#### Collected data
== == ==
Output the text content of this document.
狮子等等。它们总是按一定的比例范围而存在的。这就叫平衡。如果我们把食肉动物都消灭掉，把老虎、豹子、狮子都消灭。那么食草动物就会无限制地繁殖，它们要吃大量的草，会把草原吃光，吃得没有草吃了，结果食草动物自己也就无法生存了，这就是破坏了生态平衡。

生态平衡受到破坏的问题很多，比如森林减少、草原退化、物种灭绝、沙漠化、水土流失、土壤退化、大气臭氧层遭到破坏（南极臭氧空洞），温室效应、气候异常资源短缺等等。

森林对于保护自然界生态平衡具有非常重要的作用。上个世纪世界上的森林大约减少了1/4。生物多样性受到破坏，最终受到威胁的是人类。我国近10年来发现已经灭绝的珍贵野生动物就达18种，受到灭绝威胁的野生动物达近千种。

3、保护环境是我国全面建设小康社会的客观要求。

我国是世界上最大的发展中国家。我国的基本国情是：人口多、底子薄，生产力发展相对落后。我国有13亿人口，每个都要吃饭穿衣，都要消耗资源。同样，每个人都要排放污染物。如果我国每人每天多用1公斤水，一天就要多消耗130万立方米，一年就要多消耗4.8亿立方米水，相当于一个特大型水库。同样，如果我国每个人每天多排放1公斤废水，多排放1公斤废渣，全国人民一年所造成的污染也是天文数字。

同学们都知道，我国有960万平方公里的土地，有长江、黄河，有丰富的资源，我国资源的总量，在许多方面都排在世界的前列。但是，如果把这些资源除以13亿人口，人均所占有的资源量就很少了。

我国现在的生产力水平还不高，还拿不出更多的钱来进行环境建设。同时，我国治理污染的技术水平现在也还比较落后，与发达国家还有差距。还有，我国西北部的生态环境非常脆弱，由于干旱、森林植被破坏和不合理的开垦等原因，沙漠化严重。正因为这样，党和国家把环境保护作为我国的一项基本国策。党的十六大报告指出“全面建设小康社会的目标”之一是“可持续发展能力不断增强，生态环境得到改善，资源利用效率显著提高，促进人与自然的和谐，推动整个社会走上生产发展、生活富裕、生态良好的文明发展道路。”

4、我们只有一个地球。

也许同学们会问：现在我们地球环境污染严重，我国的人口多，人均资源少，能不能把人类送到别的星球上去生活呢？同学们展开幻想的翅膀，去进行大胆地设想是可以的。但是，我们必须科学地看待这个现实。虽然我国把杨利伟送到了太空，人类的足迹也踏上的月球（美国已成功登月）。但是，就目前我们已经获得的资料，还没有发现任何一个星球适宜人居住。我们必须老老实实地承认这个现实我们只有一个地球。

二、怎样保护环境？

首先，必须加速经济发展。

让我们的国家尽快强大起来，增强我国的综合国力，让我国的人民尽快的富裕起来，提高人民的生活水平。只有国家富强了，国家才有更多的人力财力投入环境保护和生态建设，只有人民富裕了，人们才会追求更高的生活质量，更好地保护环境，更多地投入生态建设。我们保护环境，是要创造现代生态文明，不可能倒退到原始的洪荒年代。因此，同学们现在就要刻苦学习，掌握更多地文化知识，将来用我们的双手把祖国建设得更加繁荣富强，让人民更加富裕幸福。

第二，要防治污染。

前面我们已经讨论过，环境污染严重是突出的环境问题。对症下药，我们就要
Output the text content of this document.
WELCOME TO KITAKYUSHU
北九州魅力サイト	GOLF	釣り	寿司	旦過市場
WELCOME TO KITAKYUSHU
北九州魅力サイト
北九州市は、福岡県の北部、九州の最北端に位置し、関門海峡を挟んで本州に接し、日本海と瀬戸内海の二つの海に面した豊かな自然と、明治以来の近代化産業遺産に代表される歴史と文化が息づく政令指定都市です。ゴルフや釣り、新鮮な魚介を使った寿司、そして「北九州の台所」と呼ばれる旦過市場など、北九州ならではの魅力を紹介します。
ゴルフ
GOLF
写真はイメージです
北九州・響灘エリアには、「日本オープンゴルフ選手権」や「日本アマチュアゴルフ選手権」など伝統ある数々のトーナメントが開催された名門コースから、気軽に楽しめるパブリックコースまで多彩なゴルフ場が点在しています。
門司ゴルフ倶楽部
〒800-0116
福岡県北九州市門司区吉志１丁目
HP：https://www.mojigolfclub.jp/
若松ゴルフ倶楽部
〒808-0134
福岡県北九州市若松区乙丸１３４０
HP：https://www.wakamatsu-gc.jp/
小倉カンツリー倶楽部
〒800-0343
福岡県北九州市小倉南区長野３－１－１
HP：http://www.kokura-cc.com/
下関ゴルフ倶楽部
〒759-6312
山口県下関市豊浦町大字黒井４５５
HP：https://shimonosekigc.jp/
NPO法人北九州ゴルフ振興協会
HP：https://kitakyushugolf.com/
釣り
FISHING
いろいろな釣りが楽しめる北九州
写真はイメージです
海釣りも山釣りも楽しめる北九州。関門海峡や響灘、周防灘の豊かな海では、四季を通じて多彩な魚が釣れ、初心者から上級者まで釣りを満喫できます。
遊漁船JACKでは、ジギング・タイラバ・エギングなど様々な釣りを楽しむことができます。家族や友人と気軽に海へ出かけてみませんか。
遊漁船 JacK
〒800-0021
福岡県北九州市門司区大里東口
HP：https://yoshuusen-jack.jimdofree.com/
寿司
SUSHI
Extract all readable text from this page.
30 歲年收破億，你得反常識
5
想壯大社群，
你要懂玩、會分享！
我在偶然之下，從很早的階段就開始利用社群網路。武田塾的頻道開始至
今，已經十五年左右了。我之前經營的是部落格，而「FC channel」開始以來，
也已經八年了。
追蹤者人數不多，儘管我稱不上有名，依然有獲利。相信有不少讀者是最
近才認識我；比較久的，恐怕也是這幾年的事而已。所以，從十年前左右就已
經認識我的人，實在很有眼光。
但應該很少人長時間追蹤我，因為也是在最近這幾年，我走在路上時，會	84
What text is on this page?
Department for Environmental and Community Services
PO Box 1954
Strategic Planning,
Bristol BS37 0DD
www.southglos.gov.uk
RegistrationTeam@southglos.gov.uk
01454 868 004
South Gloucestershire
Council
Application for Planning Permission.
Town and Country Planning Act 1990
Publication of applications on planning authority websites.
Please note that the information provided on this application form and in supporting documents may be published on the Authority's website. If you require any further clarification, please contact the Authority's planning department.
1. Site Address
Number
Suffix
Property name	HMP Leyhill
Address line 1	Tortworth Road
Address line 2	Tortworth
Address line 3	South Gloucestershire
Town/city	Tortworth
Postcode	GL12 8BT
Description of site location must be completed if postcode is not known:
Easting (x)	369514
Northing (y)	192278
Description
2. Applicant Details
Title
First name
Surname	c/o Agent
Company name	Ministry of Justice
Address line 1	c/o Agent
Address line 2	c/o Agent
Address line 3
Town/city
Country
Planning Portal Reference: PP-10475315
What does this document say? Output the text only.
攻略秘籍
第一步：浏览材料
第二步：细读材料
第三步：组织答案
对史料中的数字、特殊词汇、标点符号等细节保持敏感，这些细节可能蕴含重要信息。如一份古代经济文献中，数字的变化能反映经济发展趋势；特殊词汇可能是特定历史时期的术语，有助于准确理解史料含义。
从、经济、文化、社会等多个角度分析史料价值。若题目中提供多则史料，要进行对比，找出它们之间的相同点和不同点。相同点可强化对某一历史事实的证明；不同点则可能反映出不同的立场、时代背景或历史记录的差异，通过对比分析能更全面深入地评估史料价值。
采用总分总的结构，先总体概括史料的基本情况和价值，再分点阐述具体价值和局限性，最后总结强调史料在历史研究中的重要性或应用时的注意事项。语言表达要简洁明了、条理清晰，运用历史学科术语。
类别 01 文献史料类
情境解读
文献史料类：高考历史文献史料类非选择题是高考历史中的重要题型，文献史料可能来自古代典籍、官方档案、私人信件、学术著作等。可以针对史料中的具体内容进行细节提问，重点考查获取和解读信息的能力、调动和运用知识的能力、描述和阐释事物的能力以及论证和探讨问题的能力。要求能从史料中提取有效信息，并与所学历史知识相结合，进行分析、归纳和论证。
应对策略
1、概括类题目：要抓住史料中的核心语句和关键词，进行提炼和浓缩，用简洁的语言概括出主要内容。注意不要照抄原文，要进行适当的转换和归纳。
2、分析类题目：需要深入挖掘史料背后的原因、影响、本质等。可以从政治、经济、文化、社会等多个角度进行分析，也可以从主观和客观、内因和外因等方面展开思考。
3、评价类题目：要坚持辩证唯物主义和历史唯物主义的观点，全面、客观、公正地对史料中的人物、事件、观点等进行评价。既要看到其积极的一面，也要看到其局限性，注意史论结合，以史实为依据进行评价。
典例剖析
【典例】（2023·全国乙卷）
== == ==
#### Requirements
Filter the listing for the word "文献史料类" and copy every line that holds it.

#### Answer
类别 01 文献史料类
文献史料类：高考历史文献史料类非选择题是高考历史中的重要题型，文献史料可能来自古代典籍、官方档案、私人信件、学术著作等。可以针对史料中的具体内容进行细节提问，重点考查获取和解读信息的能力、调动和运用知识的能力、描述和阐释事物的能力以及论证和探讨问题的能力。要求能从史料中提取有效信息，并与所学历史知识相结合，进行分析、归纳和论证。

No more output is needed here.